**Tasks to carry out**
[A] Reproduce word for word the part of the BioStar 2 breach text between "Lesson learned: Companies" and "for malicious purposes.", inclusive.
[B] In the BioStar 2 breach text, how many worldwide installations does the platform have?
##### Text section
The breach affected users and organizations worldwide, including the USA, UK, Germany, and other countries.
What happened: Two Israeli security researchers, Noam Rotem and Ran Locar, discovered this massive database while working on a project to scan ports looking for familiar IP blocks. These blocks were used to identify security holes in companies’ systems that could lead to data breaches.
The root cause of this breach was an unprotected database containing mostly unencrypted user data. Most of the accounts found had simple and easy to guess passwords, like “Password” or “abcd1234”, which could let malicious hackers launch account takeover attacks. Regarding the theft of facial recognition and fingerprint data, the damage is permanent once they are stolen.
Unlike passwords, this type of data can’t be updated to regain the security lost after a breach.The database stored users’ actual fingerprints, instead of saving a hashed version of them, which could not be copied and used for malicious activities.
Even for users who did create strong and complicated passwords, the researchers were able to access them across the BioStar 2 database, because they were kept in plain text files, instead of being securely hashed.
What is concerning about this data breach is its massive size and impact. The platform is popular and widely used, having over 1.5 million worldwide installations, which could potentially be exposed to this leak.
Lesson learned: Companies should implement proper access rules on their databases and secure the servers in the best way possible. Also, they should not save actual actual fingerprints of users, but a hash version of it, which can’t be used by hackers for malicious purposes.
While it is difficult to foresee when data breaches will happen, we can always take mitigation actions to prevent becoming the next victims.
To minimize the risks of breaches and strengthen data security, we recommend home users to go through this protection checklist:
Verify your banking account and other financial details, including credit information, frequently. If you notice any suspicious activity on your personal cards, contact your bank as soon as possible.
##########
##### Provided material
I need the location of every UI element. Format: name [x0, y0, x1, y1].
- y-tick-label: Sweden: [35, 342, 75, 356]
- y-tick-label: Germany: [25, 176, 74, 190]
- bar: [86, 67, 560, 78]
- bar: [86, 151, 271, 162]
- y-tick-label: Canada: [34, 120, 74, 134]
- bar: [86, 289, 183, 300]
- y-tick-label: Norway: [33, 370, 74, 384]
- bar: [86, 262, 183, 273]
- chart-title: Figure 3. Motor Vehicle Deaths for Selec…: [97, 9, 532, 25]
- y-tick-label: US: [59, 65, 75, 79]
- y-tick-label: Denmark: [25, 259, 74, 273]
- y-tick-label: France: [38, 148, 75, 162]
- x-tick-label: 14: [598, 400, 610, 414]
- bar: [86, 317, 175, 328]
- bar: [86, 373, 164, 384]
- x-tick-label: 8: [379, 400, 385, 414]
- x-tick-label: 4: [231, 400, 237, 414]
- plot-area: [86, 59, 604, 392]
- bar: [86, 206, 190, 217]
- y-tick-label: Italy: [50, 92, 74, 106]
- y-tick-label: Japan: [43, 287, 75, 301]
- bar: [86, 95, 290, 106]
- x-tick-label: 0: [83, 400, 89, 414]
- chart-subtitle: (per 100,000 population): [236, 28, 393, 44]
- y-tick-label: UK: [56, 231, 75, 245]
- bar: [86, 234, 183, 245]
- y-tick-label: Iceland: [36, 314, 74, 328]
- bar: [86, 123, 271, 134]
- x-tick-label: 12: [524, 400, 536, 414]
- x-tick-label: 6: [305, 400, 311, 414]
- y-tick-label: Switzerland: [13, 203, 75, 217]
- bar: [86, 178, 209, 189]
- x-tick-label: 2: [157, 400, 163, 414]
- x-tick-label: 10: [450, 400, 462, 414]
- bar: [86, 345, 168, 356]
##########
**Answers by item number**
[A]
Lesson learned: Companies should implement proper access rules on their databases and secure the servers in the best way possible. Also, they should not save actual actual fingerprints of users, but a hash version of it, which can’t be used by hackers for malicious purposes.

[B] Over 1.5 million.